What is needed
Give only one thing: the number of lines that include the word "ELECTRIC".

═════ Task material

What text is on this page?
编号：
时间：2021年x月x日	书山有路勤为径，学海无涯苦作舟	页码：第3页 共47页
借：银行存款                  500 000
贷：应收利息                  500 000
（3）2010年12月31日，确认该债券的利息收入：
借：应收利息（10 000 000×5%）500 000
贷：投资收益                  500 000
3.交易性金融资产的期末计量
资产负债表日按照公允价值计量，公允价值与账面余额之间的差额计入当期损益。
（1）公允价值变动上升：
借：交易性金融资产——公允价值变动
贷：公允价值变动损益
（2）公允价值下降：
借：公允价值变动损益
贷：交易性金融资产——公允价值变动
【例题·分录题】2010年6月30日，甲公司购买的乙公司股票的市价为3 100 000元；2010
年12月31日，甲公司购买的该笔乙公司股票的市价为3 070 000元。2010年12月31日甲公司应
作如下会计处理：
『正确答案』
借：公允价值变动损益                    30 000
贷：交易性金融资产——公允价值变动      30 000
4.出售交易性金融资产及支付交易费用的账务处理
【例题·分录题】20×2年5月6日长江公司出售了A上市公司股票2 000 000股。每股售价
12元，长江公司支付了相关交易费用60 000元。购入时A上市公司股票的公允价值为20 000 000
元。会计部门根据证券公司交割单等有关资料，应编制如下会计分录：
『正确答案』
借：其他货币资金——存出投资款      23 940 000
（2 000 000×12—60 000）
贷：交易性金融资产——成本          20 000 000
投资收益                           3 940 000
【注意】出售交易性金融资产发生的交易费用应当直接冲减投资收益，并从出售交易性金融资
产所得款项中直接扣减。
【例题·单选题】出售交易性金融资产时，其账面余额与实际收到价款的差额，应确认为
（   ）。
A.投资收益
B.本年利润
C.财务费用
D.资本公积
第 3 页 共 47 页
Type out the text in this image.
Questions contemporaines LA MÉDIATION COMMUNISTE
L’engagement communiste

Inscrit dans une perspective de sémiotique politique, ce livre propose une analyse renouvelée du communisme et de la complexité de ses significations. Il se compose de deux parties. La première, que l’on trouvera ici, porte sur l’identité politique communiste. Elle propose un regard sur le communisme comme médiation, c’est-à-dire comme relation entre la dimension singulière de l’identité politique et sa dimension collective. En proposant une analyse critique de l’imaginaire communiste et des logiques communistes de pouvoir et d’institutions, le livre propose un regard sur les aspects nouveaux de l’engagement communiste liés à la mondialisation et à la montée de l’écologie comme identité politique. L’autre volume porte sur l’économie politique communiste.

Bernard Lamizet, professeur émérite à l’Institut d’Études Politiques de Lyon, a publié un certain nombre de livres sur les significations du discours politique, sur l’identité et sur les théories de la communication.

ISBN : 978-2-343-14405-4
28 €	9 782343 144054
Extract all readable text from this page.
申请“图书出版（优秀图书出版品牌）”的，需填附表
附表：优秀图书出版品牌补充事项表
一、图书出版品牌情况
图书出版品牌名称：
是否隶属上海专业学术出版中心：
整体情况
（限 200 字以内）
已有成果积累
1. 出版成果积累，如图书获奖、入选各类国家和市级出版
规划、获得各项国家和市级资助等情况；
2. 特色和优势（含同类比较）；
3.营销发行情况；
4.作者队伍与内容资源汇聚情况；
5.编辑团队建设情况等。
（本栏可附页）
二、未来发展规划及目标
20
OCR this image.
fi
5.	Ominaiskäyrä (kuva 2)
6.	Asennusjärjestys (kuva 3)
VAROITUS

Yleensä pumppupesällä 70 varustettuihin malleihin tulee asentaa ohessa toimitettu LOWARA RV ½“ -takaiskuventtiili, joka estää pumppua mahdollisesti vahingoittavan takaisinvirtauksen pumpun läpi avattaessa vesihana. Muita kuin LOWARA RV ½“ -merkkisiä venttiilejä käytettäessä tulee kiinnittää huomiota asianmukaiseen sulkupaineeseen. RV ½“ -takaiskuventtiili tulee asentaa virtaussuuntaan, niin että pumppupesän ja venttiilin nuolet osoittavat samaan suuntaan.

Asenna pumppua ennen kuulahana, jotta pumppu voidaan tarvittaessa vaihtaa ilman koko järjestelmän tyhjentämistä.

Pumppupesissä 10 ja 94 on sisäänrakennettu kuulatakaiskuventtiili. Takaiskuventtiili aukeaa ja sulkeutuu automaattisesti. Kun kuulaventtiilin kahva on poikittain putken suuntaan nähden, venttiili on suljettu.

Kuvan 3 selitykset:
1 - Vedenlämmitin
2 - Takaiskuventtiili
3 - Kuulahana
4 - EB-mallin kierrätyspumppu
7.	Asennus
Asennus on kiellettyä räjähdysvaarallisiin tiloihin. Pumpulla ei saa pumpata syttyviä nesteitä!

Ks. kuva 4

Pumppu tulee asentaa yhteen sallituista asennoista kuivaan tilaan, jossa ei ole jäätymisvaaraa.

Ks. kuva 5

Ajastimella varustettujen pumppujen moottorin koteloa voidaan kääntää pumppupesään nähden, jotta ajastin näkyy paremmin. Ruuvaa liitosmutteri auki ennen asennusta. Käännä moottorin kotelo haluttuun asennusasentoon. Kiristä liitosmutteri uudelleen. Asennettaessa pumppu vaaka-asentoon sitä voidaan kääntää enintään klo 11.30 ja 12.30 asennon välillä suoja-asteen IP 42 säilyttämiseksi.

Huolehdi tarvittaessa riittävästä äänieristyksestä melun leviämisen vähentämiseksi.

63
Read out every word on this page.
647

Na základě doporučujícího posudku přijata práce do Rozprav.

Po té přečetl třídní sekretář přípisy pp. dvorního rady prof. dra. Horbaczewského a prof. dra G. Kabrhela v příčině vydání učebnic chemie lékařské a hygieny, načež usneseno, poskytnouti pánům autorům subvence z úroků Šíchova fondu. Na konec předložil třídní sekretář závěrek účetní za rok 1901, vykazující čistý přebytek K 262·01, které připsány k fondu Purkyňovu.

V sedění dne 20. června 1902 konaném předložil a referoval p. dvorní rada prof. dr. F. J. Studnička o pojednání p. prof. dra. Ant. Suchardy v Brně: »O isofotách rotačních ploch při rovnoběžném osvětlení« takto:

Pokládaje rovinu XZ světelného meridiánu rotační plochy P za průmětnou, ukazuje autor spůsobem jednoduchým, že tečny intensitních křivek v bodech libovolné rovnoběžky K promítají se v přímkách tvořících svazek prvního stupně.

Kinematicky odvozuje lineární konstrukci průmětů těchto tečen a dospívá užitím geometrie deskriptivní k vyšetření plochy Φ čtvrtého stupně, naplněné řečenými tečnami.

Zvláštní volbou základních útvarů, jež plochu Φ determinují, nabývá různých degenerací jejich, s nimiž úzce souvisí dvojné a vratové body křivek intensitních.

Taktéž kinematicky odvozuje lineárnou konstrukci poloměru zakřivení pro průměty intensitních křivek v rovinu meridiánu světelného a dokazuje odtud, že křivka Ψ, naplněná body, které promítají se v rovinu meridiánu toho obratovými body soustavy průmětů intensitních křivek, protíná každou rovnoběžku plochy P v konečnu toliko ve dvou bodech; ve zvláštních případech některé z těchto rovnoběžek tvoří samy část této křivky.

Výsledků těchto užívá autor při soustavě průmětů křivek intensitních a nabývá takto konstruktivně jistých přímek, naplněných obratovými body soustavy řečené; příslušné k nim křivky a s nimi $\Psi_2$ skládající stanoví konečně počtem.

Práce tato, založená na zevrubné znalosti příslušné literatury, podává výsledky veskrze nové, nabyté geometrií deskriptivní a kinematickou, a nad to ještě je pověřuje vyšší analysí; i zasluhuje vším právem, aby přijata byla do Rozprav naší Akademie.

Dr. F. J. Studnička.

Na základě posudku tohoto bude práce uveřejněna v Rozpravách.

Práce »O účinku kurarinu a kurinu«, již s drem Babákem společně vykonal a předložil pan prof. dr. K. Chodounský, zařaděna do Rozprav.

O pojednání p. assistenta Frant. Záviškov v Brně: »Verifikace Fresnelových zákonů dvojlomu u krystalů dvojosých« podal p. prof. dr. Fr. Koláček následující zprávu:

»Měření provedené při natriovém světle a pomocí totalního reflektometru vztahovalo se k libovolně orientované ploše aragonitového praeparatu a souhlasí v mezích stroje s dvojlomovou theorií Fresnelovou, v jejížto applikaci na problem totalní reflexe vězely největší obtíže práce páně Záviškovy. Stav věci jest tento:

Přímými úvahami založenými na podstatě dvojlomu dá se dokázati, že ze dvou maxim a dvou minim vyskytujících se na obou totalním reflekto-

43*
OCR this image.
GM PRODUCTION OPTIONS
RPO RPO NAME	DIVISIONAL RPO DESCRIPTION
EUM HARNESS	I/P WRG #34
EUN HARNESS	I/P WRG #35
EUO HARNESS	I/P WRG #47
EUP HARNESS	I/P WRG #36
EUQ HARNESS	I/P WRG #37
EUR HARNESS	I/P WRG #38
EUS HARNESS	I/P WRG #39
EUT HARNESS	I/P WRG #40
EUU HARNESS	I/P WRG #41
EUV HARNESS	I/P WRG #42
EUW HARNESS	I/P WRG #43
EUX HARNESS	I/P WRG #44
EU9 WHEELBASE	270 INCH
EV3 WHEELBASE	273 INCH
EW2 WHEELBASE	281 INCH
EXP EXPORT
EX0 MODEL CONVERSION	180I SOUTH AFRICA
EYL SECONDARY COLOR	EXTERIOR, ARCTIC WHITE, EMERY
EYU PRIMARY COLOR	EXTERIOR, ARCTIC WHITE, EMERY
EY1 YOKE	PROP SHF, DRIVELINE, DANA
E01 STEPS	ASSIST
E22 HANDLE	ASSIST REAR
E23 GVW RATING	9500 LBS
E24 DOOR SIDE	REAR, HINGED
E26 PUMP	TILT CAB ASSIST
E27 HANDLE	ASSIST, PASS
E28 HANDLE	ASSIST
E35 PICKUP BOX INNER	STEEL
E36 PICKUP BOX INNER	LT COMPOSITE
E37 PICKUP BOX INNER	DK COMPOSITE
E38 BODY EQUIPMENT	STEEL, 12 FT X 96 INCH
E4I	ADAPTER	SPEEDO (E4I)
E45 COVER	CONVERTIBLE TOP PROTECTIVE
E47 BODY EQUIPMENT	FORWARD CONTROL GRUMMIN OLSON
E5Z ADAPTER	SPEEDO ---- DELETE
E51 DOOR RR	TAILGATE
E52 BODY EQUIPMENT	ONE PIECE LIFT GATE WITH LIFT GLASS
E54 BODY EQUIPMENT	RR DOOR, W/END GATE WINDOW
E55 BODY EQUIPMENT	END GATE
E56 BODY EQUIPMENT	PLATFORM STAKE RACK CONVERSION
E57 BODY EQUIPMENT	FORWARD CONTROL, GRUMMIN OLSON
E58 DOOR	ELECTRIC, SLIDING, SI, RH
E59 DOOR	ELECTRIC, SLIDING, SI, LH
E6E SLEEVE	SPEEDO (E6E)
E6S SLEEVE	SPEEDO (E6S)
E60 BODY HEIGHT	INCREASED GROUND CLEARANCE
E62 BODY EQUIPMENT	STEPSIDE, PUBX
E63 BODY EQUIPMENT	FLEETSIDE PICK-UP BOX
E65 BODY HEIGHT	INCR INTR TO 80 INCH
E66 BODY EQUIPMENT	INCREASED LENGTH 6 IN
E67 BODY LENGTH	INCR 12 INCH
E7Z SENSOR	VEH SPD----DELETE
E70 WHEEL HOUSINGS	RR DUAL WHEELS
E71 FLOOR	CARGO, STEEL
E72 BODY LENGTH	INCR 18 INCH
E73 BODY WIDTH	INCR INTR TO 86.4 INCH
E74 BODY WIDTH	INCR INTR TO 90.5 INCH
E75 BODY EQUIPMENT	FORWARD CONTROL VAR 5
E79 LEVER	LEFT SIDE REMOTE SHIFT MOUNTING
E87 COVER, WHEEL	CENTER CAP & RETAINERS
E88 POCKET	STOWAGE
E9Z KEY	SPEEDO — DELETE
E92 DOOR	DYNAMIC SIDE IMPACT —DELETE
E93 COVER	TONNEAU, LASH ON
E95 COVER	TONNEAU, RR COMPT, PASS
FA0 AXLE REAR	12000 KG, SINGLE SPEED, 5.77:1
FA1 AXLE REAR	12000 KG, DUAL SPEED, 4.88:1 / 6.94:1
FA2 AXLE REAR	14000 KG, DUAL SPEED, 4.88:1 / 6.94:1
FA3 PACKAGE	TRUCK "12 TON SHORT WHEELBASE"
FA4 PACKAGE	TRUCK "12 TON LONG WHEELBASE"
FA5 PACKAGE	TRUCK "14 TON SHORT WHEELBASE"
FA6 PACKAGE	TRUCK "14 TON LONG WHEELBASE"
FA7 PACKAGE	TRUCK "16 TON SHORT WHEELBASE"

══════════

Exercise solution
2